(Stored records)
BEGIN

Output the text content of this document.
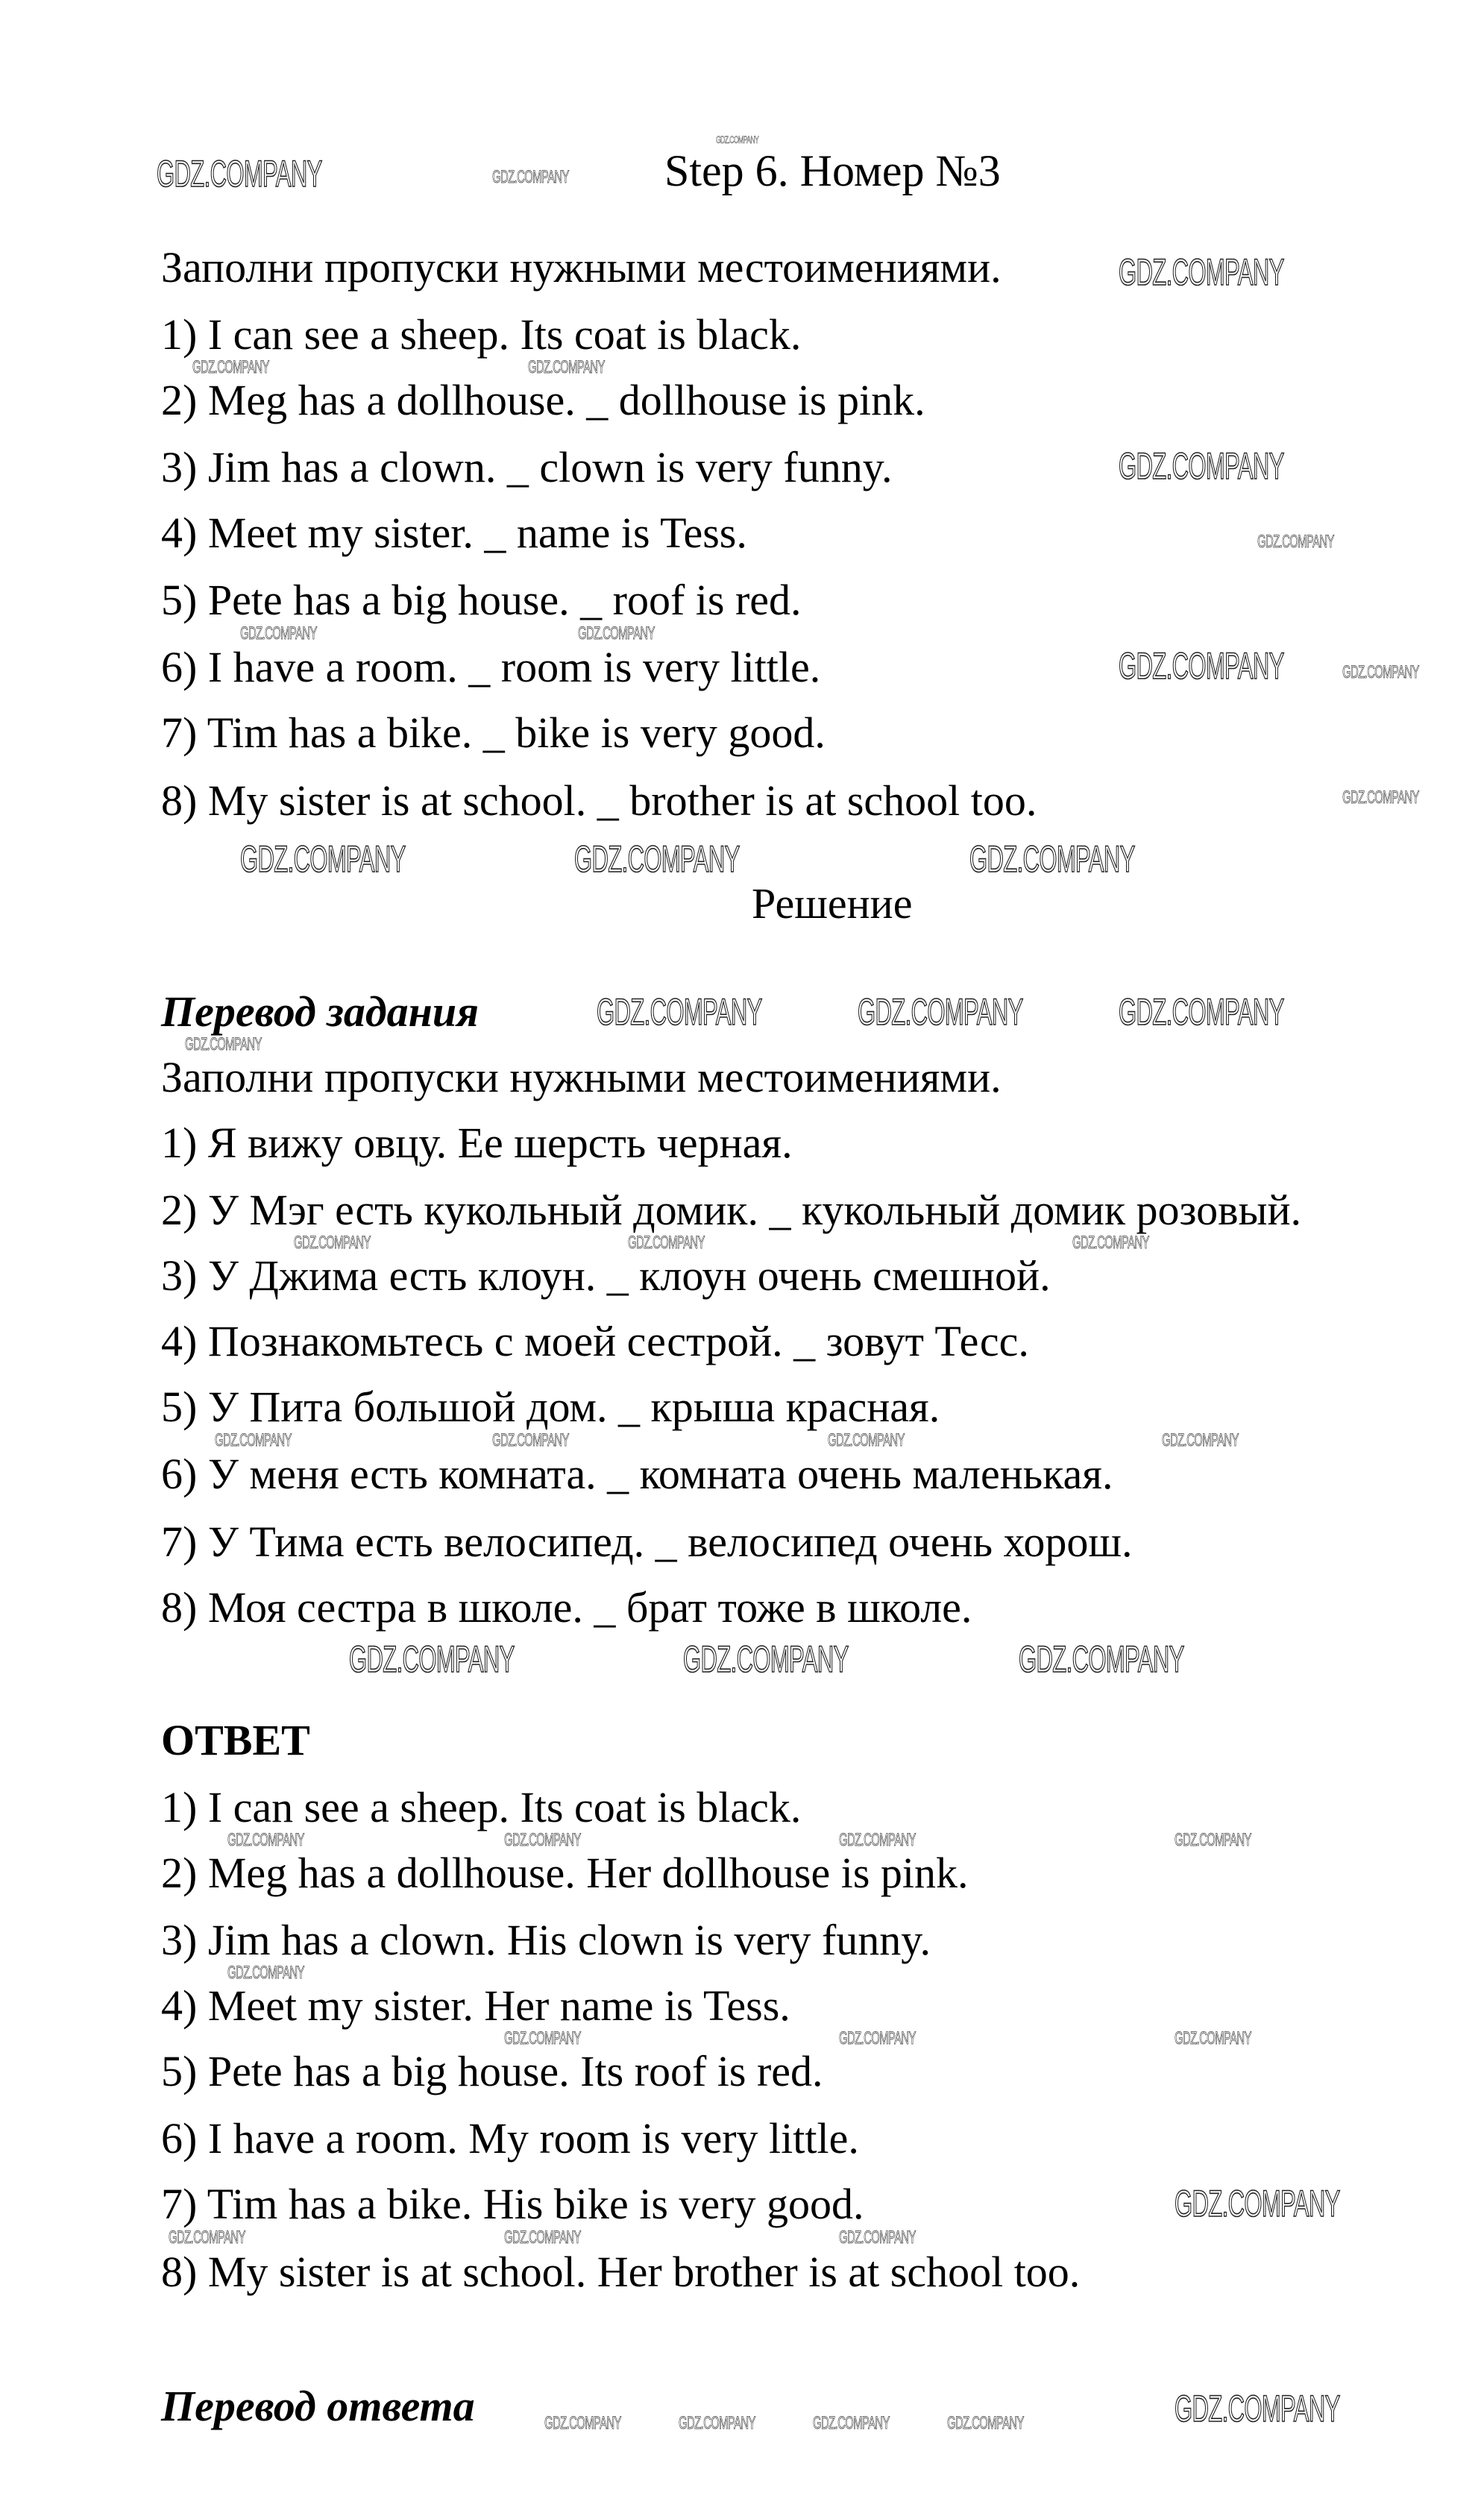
Step 6. Номер №3
Заполни пропуски нужными местоимениями.
1) I can see a sheep. Its coat is black.
2) Meg has a dollhouse. _ dollhouse is pink.
3) Jim has a clown. _ clown is very funny.
4) Meet my sister. _ name is Tess.
5) Pete has a big house. _ roof is red.
6) I have a room. _ room is very little.
7) Tim has a bike. _ bike is very good.
8) My sister is at school. _ brother is at school too.
Решение
Перевод задания
Заполни пропуски нужными местоимениями.
1) Я вижу овцу. Ее шерсть черная.
2) У Мэг есть кукольный домик. _ кукольный домик розовый.
3) У Джима есть клоун. _ клоун очень смешной.
4) Познакомьтесь с моей сестрой. _ зовут Тесс.
5) У Пита большой дом. _ крыша красная.
6) У меня есть комната. _ комната очень маленькая.
7) У Тима есть велосипед. _ велосипед очень хорош.
8) Моя сестра в школе. _ брат тоже в школе.
ОТВЕТ
1) I can see a sheep. Its coat is black.
2) Meg has a dollhouse. Her dollhouse is pink.
3) Jim has a clown. His clown is very funny.
4) Meet my sister. Her name is Tess.
5) Pete has a big house. Its roof is red.
6) I have a room. My room is very little.
7) Tim has a bike. His bike is very good.
8) My sister is at school. Her brother is at school too.
Перевод ответа
GDZ.COMPANY	GDZ.COMPANY
GDZ.COMPANY
GDZ.COMPANY
GDZ.COMPANY	GDZ.COMPANY
GDZ.COMPANY
GDZ.COMPANY
GDZ.COMPANY	GDZ.COMPANY
GDZ.COMPANY	GDZ.COMPANY
GDZ.COMPANY
GDZ.COMPANY	GDZ.COMPANY	GDZ.COMPANY
GDZ.COMPANY
GDZ.COMPANY	GDZ.COMPANY	GDZ.COMPANY
GDZ.COMPANY	GDZ.COMPANY	GDZ.COMPANY
GDZ.COMPANY	GDZ.COMPANY	GDZ.COMPANY	GDZ.COMPANY
GDZ.COMPANY	GDZ.COMPANY	GDZ.COMPANY
GDZ.COMPANY	GDZ.COMPANY	GDZ.COMPANY	GDZ.COMPANY
GDZ.COMPANY
GDZ.COMPANY	GDZ.COMPANY	GDZ.COMPANY
GDZ.COMPANY	GDZ.COMPANY	GDZ.COMPANY
GDZ.COMPANY
GDZ.COMPANY	GDZ.COMPANY	GDZ.COMPANY	GDZ.COMPANY	GDZ.COMPANY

END

> [The exercise]
Find the word "have" in the entries above and gather every line that holds it.

> [Exercise result]
6) I have a room. _ room is very little.
6) I have a room. My room is very little.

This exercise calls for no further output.